## What you are asked to do
Print the listing as it stands, omitting all images.

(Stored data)
= = = =

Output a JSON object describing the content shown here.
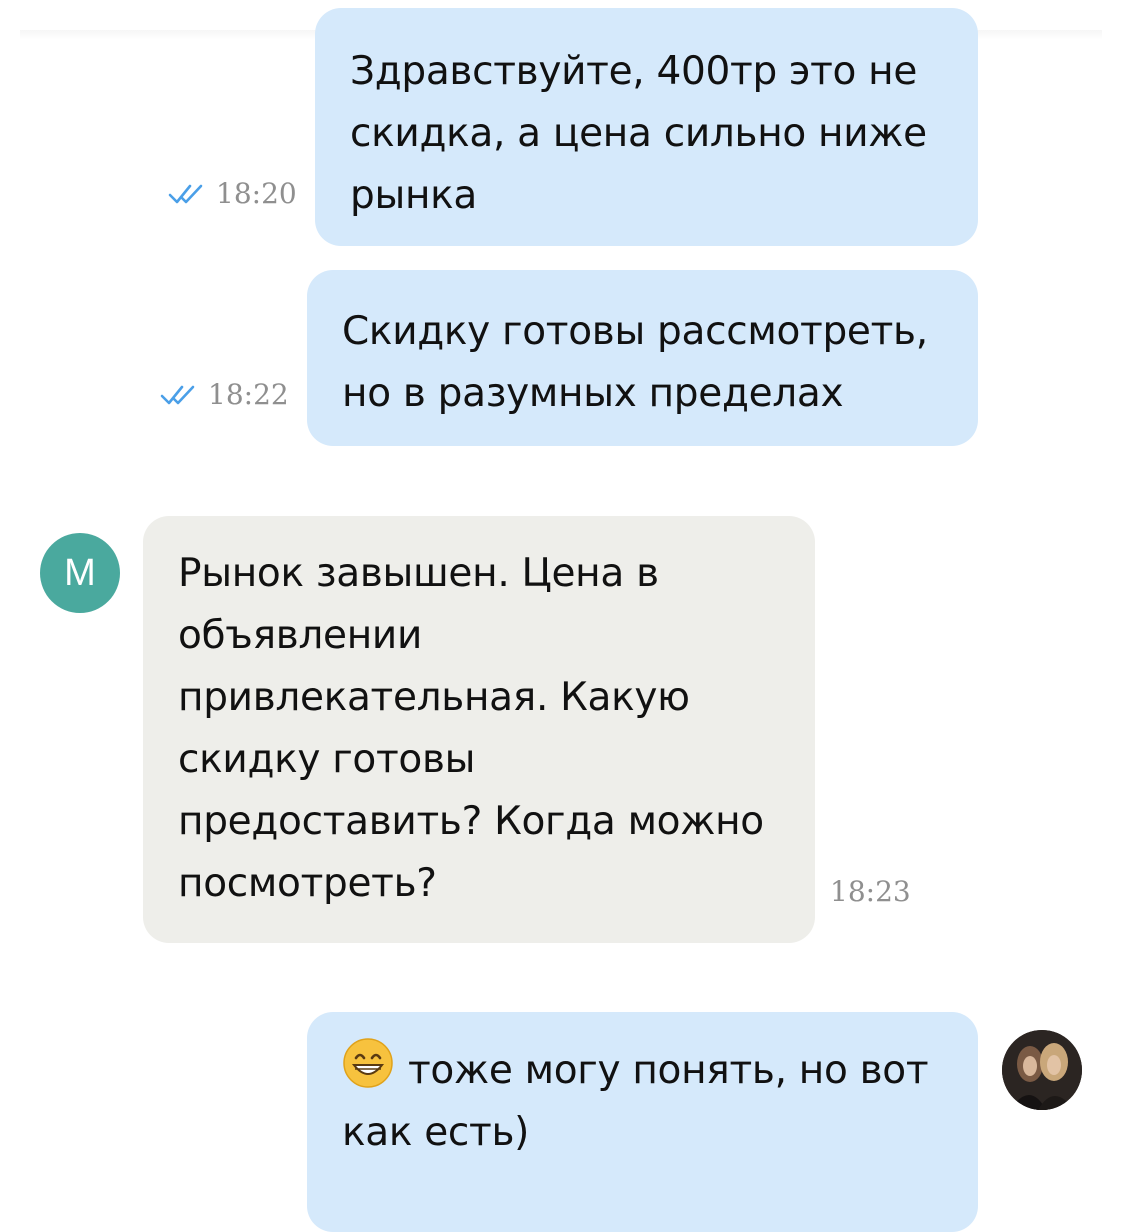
{
  "messages": [
    {
      "text": "Здравствуйте, 400тр это не\nскидка, а цена сильно ниже\nрынка",
      "time": "18:20",
      "status": "read"
    },
    {
      "text": "Скидку готовы рассмотреть,\nно в разумных пределах",
      "time": "18:22",
      "status": "read"
    },
    {
      "sender_initial": "М",
      "text": "Рынок завышен. Цена в\nобъявлении\nпривлекательная. Какую\nскидку готовы\nпредоставить? Когда можно\nпосмотреть?",
      "time": "18:23"
    },
    {
      "emoji": "grinning-face-emoji",
      "text": "тоже могу понять, но вот\nкак есть)"
    }
  ],
  "colors": {
    "outgoing_bubble": "#d5e9fb",
    "incoming_bubble": "#eeeeea",
    "read_check": "#4a9fe8",
    "sender_avatar": "#4aa99e",
    "timestamp": "#8f8f8f"
  }
}
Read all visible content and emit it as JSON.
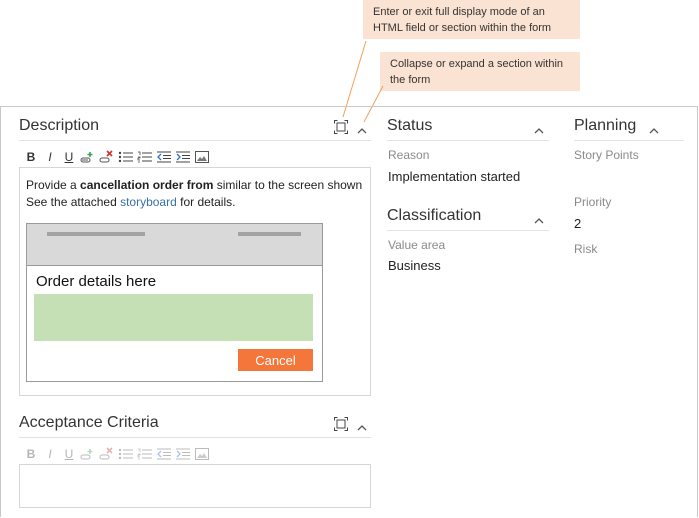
{
  "callouts": {
    "fullscreen": "Enter or exit full display mode of an HTML field or section within the form",
    "collapse": "Collapse or expand a section within the form"
  },
  "description": {
    "title": "Description",
    "text_prefix": "Provide a ",
    "text_bold": "cancellation order from",
    "text_suffix": " similar to the screen shown",
    "line2_prefix": "See the attached ",
    "line2_link": "storyboard",
    "line2_suffix": " for details.",
    "mockup": {
      "title": "Order details here",
      "cancel_label": "Cancel"
    }
  },
  "acceptance": {
    "title": "Acceptance Criteria"
  },
  "status": {
    "title": "Status",
    "reason_label": "Reason",
    "reason_value": "Implementation started"
  },
  "classification": {
    "title": "Classification",
    "value_area_label": "Value area",
    "value_area_value": "Business"
  },
  "planning": {
    "title": "Planning",
    "story_points_label": "Story Points",
    "priority_label": "Priority",
    "priority_value": "2",
    "risk_label": "Risk"
  },
  "toolbar": {
    "bold": "B",
    "italic": "I",
    "underline": "U"
  },
  "colors": {
    "callout_bg": "#fbe3d3",
    "leader_line": "#f0a05a",
    "cancel_button": "#f4763b",
    "mock_green": "#c5e0b4",
    "link": "#3a6fa8"
  }
}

= = = =

## Reply to the task
Output a JSON object describing the content shown here.
{
  "messages": [
    {
      "text": "Здравствуйте, 400тр это не\nскидка, а цена сильно ниже\nрынка",
      "time": "18:20",
      "status": "read"
    },
    {
      "text": "Скидку готовы рассмотреть,\nно в разумных пределах",
      "time": "18:22",
      "status": "read"
    },
    {
      "sender_initial": "М",
      "text": "Рынок завышен. Цена в\nобъявлении\nпривлекательная. Какую\nскидку готовы\nпредоставить? Когда можно\nпосмотреть?",
      "time": "18:23"
    },
    {
      "emoji": "grinning-face-emoji",
      "text": "тоже могу понять, но вот\nкак есть)"
    }
  ],
  "colors": {
    "outgoing_bubble": "#d5e9fb",
    "incoming_bubble": "#eeeeea",
    "read_check": "#4a9fe8",
    "sender_avatar": "#4aa99e",
    "timestamp": "#8f8f8f"
  }
}
Read all visible content and emit it as JSON.
{
  "callouts": {
    "fullscreen": "Enter or exit full display mode of an HTML field or section within the form",
    "collapse": "Collapse or expand a section within the form"
  },
  "description": {
    "title": "Description",
    "text_prefix": "Provide a ",
    "text_bold": "cancellation order from",
    "text_suffix": " similar to the screen shown",
    "line2_prefix": "See the attached ",
    "line2_link": "storyboard",
    "line2_suffix": " for details.",
    "mockup": {
      "title": "Order details here",
      "cancel_label": "Cancel"
    }
  },
  "acceptance": {
    "title": "Acceptance Criteria"
  },
  "status": {
    "title": "Status",
    "reason_label": "Reason",
    "reason_value": "Implementation started"
  },
  "classification": {
    "title": "Classification",
    "value_area_label": "Value area",
    "value_area_value": "Business"
  },
  "planning": {
    "title": "Planning",
    "story_points_label": "Story Points",
    "priority_label": "Priority",
    "priority_value": "2",
    "risk_label": "Risk"
  },
  "toolbar": {
    "bold": "B",
    "italic": "I",
    "underline": "U"
  },
  "colors": {
    "callout_bg": "#fbe3d3",
    "leader_line": "#f0a05a",
    "cancel_button": "#f4763b",
    "mock_green": "#c5e0b4",
    "link": "#3a6fa8"
  }
}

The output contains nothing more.